(REQUIREMENTS)
Go through the data below. Pull out every line that has the word "设计意图".

[START GIVEN DATA]

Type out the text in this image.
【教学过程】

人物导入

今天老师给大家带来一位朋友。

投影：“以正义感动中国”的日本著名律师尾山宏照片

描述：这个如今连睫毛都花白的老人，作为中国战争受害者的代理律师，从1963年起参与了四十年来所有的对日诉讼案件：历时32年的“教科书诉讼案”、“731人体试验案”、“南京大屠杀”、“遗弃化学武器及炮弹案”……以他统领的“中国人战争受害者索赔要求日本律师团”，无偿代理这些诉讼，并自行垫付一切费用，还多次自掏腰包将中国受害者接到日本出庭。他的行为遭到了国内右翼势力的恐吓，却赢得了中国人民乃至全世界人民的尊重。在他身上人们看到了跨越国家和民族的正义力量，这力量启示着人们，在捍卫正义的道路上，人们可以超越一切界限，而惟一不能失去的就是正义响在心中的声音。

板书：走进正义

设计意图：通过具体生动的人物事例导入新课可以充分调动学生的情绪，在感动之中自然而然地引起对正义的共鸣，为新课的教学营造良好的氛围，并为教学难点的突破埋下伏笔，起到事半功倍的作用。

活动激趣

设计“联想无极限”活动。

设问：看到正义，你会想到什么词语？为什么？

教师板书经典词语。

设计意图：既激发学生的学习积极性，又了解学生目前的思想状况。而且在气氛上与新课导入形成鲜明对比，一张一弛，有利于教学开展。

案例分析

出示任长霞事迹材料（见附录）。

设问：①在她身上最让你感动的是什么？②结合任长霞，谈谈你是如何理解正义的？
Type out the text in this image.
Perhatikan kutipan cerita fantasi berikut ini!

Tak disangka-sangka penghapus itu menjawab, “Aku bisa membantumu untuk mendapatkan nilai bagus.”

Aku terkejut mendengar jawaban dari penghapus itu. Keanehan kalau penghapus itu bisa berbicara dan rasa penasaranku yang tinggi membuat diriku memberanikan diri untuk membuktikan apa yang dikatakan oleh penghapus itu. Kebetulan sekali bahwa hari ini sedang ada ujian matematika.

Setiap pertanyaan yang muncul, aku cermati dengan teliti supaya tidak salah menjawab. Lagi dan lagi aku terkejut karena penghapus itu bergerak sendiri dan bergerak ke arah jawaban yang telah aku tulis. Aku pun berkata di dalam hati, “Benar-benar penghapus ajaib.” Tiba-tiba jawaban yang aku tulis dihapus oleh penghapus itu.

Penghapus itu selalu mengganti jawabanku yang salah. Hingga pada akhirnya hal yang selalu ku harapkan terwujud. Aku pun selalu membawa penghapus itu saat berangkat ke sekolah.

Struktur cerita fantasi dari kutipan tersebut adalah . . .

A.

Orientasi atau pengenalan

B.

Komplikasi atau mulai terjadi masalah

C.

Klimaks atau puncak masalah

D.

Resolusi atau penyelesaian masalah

[END GIVEN DATA]

(SOLUTION TO THE PROBLEM)
设计意图：通过具体生动的人物事例导入新课可以充分调动学生的情绪，在感动之中自然而然地引起对正义的共鸣，为新课的教学营造良好的氛围，并为教学难点的突破埋下伏笔，起到事半功倍的作用。
设计意图：既激发学生的学习积极性，又了解学生目前的思想状况。而且在气氛上与新课导入形成鲜明对比，一张一弛，有利于教学开展。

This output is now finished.